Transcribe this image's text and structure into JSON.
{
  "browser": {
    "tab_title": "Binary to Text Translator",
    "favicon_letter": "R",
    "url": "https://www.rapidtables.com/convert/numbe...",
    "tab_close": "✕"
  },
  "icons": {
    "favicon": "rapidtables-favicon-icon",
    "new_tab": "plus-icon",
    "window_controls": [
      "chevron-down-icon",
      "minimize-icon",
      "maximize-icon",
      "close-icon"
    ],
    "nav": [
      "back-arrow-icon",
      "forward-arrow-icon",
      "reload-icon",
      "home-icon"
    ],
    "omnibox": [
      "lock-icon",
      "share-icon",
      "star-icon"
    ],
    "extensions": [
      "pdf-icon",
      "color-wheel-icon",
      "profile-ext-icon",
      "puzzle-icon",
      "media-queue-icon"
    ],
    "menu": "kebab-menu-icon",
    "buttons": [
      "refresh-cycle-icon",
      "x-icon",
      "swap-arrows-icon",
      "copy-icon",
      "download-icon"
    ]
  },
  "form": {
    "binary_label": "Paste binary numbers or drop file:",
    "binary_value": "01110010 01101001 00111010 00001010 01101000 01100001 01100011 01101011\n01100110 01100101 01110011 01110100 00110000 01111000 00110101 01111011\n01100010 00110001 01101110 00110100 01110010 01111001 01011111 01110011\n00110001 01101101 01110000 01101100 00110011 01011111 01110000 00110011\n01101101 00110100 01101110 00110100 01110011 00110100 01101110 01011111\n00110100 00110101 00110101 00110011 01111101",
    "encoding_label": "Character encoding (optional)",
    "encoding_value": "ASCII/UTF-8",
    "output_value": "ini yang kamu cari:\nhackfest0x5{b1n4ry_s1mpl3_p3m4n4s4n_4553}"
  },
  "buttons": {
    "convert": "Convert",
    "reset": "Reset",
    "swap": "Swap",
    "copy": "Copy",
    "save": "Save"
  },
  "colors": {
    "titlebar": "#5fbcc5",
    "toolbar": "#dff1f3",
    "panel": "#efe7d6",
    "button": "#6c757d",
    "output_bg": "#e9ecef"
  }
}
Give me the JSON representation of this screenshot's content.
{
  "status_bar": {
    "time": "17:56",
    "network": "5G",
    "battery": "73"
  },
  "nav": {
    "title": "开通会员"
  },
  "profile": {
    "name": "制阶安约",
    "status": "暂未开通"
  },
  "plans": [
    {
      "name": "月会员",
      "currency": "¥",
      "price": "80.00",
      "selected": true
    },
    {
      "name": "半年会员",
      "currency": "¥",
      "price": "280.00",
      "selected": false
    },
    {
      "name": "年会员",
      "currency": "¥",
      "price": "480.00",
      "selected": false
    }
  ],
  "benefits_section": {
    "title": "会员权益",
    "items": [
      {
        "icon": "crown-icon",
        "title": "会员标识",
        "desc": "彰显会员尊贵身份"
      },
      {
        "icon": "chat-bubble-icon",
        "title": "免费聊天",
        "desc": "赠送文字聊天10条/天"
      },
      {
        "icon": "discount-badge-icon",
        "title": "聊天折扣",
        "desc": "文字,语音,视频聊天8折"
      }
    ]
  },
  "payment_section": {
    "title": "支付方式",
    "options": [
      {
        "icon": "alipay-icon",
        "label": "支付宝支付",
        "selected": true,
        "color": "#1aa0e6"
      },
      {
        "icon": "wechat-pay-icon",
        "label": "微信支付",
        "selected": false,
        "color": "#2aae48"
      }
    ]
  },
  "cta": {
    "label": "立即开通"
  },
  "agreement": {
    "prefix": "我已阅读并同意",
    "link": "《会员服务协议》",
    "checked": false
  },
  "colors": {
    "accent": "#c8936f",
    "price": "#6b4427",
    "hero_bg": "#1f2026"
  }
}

+ + + +

#### Required work:
Give all of the entries again, word for word.

#### In response:
Transcribe this image's text and structure into JSON.
{
  "browser": {
    "tab_title": "Binary to Text Translator",
    "favicon_letter": "R",
    "url": "https://www.rapidtables.com/convert/numbe...",
    "tab_close": "✕"
  },
  "icons": {
    "favicon": "rapidtables-favicon-icon",
    "new_tab": "plus-icon",
    "window_controls": [
      "chevron-down-icon",
      "minimize-icon",
      "maximize-icon",
      "close-icon"
    ],
    "nav": [
      "back-arrow-icon",
      "forward-arrow-icon",
      "reload-icon",
      "home-icon"
    ],
    "omnibox": [
      "lock-icon",
      "share-icon",
      "star-icon"
    ],
    "extensions": [
      "pdf-icon",
      "color-wheel-icon",
      "profile-ext-icon",
      "puzzle-icon",
      "media-queue-icon"
    ],
    "menu": "kebab-menu-icon",
    "buttons": [
      "refresh-cycle-icon",
      "x-icon",
      "swap-arrows-icon",
      "copy-icon",
      "download-icon"
    ]
  },
  "form": {
    "binary_label": "Paste binary numbers or drop file:",
    "binary_value": "01110010 01101001 00111010 00001010 01101000 01100001 01100011 01101011\n01100110 01100101 01110011 01110100 00110000 01111000 00110101 01111011\n01100010 00110001 01101110 00110100 01110010 01111001 01011111 01110011\n00110001 01101101 01110000 01101100 00110011 01011111 01110000 00110011\n01101101 00110100 01101110 00110100 01110011 00110100 01101110 01011111\n00110100 00110101 00110101 00110011 01111101",
    "encoding_label": "Character encoding (optional)",
    "encoding_value": "ASCII/UTF-8",
    "output_value": "ini yang kamu cari:\nhackfest0x5{b1n4ry_s1mpl3_p3m4n4s4n_4553}"
  },
  "buttons": {
    "convert": "Convert",
    "reset": "Reset",
    "swap": "Swap",
    "copy": "Copy",
    "save": "Save"
  },
  "colors": {
    "titlebar": "#5fbcc5",
    "toolbar": "#dff1f3",
    "panel": "#efe7d6",
    "button": "#6c757d",
    "output_bg": "#e9ecef"
  }
}
Give me the JSON representation of this screenshot's content.
{
  "status_bar": {
    "time": "17:56",
    "network": "5G",
    "battery": "73"
  },
  "nav": {
    "title": "开通会员"
  },
  "profile": {
    "name": "制阶安约",
    "status": "暂未开通"
  },
  "plans": [
    {
      "name": "月会员",
      "currency": "¥",
      "price": "80.00",
      "selected": true
    },
    {
      "name": "半年会员",
      "currency": "¥",
      "price": "280.00",
      "selected": false
    },
    {
      "name": "年会员",
      "currency": "¥",
      "price": "480.00",
      "selected": false
    }
  ],
  "benefits_section": {
    "title": "会员权益",
    "items": [
      {
        "icon": "crown-icon",
        "title": "会员标识",
        "desc": "彰显会员尊贵身份"
      },
      {
        "icon": "chat-bubble-icon",
        "title": "免费聊天",
        "desc": "赠送文字聊天10条/天"
      },
      {
        "icon": "discount-badge-icon",
        "title": "聊天折扣",
        "desc": "文字,语音,视频聊天8折"
      }
    ]
  },
  "payment_section": {
    "title": "支付方式",
    "options": [
      {
        "icon": "alipay-icon",
        "label": "支付宝支付",
        "selected": true,
        "color": "#1aa0e6"
      },
      {
        "icon": "wechat-pay-icon",
        "label": "微信支付",
        "selected": false,
        "color": "#2aae48"
      }
    ]
  },
  "cta": {
    "label": "立即开通"
  },
  "agreement": {
    "prefix": "我已阅读并同意",
    "link": "《会员服务协议》",
    "checked": false
  },
  "colors": {
    "accent": "#c8936f",
    "price": "#6b4427",
    "hero_bg": "#1f2026"
  }
}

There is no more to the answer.